* [JOB]: Look through the material below and count the lines with the string "pomiary". Report only the count.

* [RECORDS SUPPLIED]:
○ ○ ○ ○

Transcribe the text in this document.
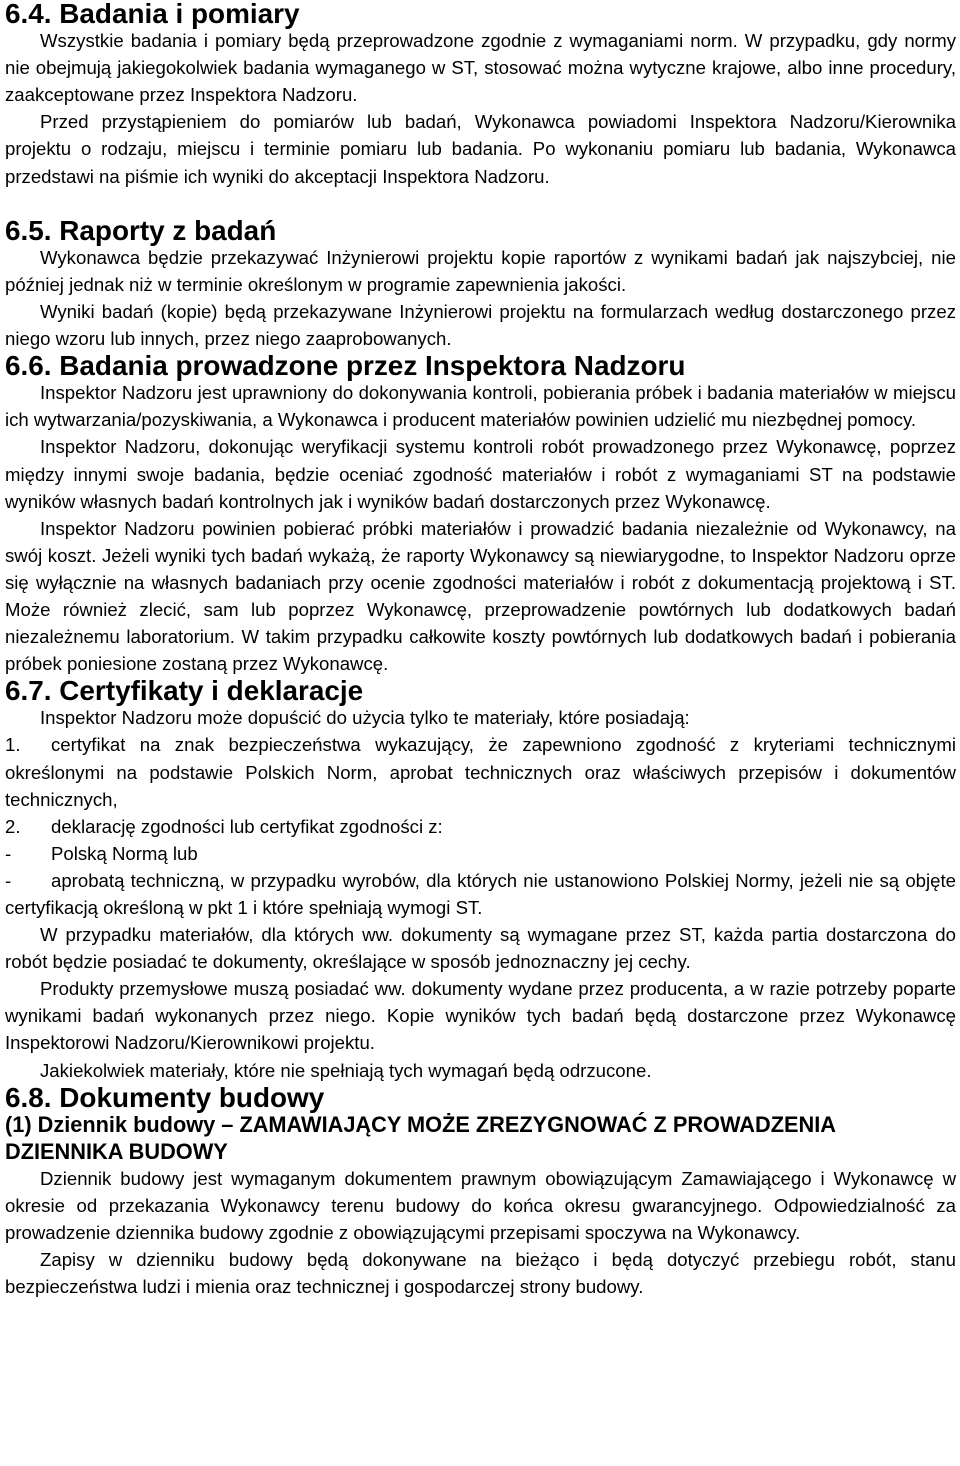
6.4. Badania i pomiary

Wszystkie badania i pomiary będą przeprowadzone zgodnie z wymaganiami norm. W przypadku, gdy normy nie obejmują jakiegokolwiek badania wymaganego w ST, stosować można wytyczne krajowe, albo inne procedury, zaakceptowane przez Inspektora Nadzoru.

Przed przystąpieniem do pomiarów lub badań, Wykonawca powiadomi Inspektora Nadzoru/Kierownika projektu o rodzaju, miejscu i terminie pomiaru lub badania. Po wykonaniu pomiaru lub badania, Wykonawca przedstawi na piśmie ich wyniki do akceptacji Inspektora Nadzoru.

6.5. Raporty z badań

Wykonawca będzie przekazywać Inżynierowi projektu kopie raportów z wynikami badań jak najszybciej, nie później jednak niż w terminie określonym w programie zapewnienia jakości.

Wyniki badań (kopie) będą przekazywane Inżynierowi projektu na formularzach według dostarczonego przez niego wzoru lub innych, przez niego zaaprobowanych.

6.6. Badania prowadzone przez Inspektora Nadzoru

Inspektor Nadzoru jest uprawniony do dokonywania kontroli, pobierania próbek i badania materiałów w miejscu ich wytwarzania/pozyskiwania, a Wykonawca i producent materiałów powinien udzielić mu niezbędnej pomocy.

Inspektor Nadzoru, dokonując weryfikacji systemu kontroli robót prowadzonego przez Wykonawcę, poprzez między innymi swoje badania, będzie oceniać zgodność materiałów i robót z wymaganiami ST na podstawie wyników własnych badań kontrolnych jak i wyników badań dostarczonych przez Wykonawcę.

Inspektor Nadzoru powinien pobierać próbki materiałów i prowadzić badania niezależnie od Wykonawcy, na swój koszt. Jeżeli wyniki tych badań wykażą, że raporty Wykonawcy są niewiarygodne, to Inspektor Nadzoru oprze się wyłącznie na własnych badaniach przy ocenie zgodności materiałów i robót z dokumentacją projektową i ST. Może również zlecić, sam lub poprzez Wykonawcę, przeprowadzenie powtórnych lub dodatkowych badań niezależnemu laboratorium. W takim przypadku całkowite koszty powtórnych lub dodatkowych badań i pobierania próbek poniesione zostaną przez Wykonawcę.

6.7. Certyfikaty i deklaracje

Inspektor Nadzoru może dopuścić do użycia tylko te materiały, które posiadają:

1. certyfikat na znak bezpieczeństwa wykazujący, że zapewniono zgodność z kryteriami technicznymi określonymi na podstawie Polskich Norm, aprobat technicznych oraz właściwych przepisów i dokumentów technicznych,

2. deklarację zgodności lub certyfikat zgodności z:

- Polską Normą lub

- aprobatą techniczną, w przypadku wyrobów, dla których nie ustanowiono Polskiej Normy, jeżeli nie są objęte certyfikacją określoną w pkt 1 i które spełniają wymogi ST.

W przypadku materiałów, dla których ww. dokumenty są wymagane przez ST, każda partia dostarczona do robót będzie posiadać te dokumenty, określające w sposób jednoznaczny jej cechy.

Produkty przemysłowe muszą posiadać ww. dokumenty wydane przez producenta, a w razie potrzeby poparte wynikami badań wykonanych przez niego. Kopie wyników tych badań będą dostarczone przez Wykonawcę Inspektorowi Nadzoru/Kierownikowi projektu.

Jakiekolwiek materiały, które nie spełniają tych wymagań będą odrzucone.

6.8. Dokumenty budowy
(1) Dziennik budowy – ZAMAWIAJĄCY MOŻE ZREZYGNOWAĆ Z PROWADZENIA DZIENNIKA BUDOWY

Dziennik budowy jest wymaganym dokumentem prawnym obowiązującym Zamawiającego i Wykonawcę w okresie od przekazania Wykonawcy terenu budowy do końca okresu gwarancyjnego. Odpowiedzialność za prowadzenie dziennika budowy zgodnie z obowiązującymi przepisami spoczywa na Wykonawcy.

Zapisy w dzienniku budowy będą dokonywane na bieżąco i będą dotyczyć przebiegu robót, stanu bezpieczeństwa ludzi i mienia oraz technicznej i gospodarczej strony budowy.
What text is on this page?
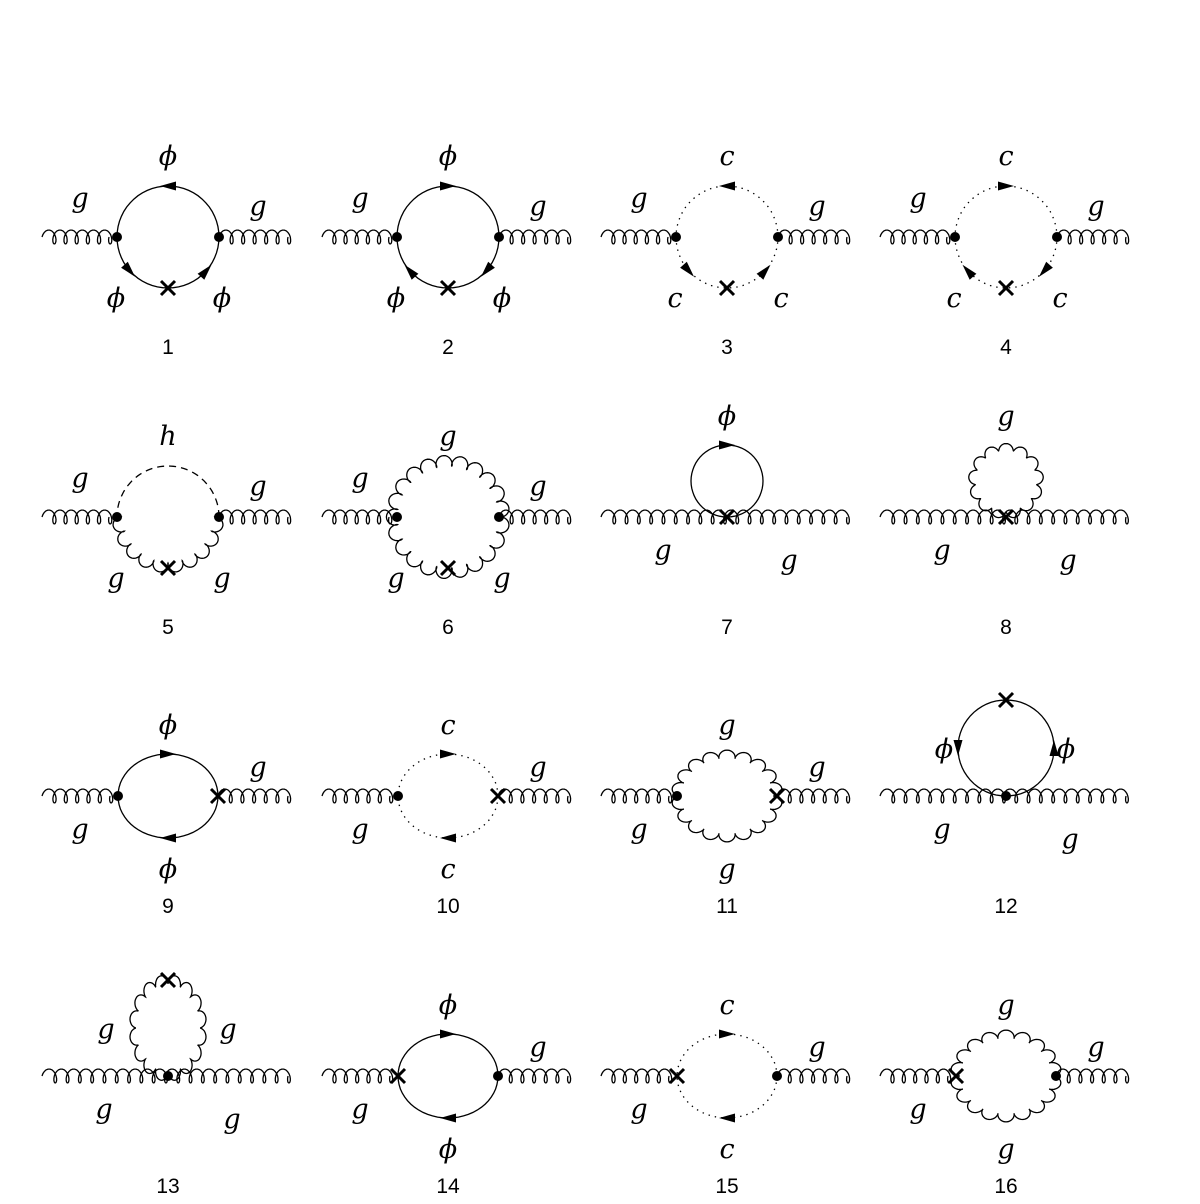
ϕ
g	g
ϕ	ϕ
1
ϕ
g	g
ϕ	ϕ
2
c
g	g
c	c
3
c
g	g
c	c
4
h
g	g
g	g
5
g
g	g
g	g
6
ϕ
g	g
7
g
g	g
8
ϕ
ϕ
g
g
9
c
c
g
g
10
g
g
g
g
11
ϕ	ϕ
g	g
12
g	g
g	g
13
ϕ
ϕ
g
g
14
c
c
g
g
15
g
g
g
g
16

○ ○ ○ ○

* [EXPECTED ANSWER]: 2